• _WHAT YOU NEED TO DO_: Repeat every line exactly, keeping the pictures out of the copy.

[Collected data entries]
>>>>>
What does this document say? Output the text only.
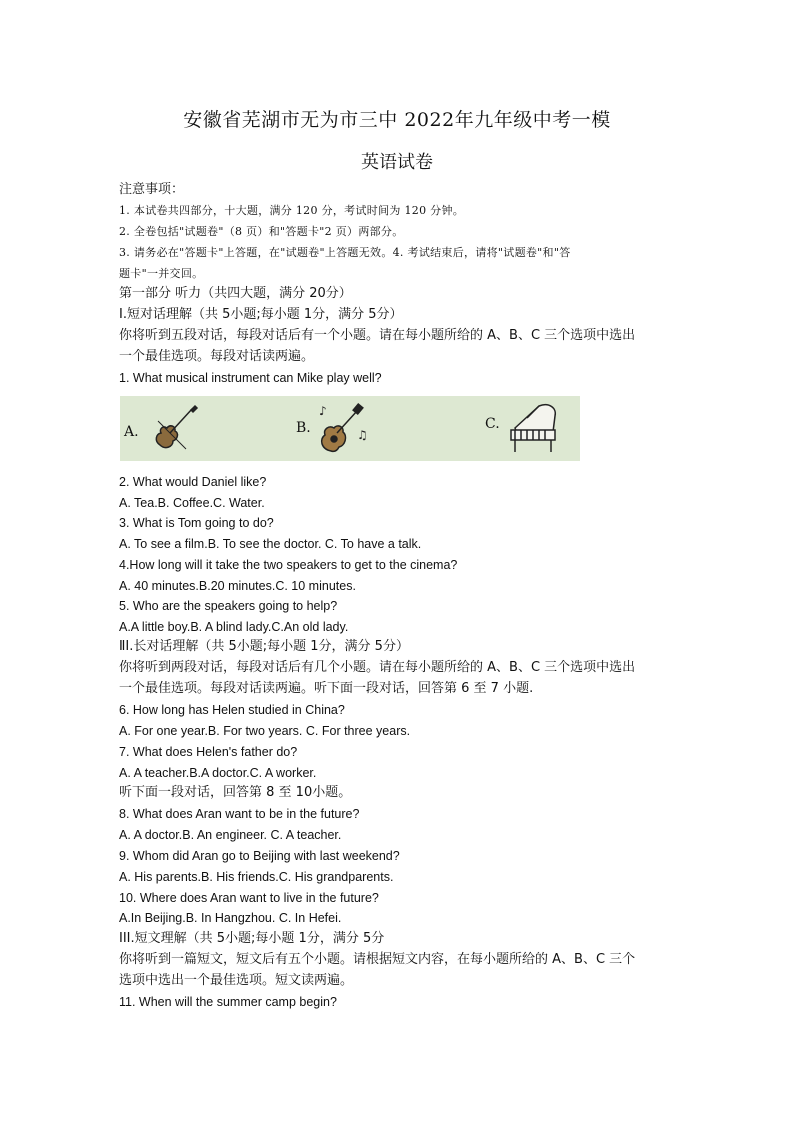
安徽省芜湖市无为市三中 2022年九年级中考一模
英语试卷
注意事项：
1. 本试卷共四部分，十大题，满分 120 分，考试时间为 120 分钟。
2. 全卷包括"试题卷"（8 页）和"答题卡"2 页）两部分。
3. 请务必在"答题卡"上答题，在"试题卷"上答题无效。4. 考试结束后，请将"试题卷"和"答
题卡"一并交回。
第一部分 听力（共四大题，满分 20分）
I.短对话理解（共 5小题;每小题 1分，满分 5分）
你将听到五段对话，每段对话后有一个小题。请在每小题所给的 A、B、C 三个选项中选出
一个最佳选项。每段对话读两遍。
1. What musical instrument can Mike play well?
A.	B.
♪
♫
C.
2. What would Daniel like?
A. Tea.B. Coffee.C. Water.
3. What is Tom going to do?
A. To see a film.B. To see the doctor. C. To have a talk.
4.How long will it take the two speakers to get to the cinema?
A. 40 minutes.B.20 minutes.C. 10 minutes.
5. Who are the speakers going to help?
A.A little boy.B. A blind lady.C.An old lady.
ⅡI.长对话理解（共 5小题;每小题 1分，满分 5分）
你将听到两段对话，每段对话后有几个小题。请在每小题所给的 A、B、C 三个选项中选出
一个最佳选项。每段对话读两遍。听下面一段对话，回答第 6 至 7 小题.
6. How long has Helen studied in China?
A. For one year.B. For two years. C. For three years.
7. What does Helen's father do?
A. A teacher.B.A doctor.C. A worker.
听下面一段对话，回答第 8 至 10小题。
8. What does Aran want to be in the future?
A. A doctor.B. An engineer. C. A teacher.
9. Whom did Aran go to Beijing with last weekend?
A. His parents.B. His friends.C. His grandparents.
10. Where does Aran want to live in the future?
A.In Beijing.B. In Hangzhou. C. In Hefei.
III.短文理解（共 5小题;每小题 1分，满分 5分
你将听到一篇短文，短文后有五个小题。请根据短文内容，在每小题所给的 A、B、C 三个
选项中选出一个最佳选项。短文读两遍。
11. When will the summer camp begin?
<<<<<
• _FINISHED EXERCISE_:
What does this document say? Output the text only.
安徽省芜湖市无为市三中 2022年九年级中考一模
英语试卷
注意事项：
1. 本试卷共四部分，十大题，满分 120 分，考试时间为 120 分钟。
2. 全卷包括"试题卷"（8 页）和"答题卡"2 页）两部分。
3. 请务必在"答题卡"上答题，在"试题卷"上答题无效。4. 考试结束后，请将"试题卷"和"答
题卡"一并交回。
第一部分 听力（共四大题，满分 20分）
I.短对话理解（共 5小题;每小题 1分，满分 5分）
你将听到五段对话，每段对话后有一个小题。请在每小题所给的 A、B、C 三个选项中选出
一个最佳选项。每段对话读两遍。
1. What musical instrument can Mike play well?
A.	B.
♪
♫
C.
2. What would Daniel like?
A. Tea.B. Coffee.C. Water.
3. What is Tom going to do?
A. To see a film.B. To see the doctor. C. To have a talk.
4.How long will it take the two speakers to get to the cinema?
A. 40 minutes.B.20 minutes.C. 10 minutes.
5. Who are the speakers going to help?
A.A little boy.B. A blind lady.C.An old lady.
ⅡI.长对话理解（共 5小题;每小题 1分，满分 5分）
你将听到两段对话，每段对话后有几个小题。请在每小题所给的 A、B、C 三个选项中选出
一个最佳选项。每段对话读两遍。听下面一段对话，回答第 6 至 7 小题.
6. How long has Helen studied in China?
A. For one year.B. For two years. C. For three years.
7. What does Helen's father do?
A. A teacher.B.A doctor.C. A worker.
听下面一段对话，回答第 8 至 10小题。
8. What does Aran want to be in the future?
A. A doctor.B. An engineer. C. A teacher.
9. Whom did Aran go to Beijing with last weekend?
A. His parents.B. His friends.C. His grandparents.
10. Where does Aran want to live in the future?
A.In Beijing.B. In Hangzhou. C. In Hefei.
III.短文理解（共 5小题;每小题 1分，满分 5分
你将听到一篇短文，短文后有五个小题。请根据短文内容，在每小题所给的 A、B、C 三个
选项中选出一个最佳选项。短文读两遍。
11. When will the summer camp begin?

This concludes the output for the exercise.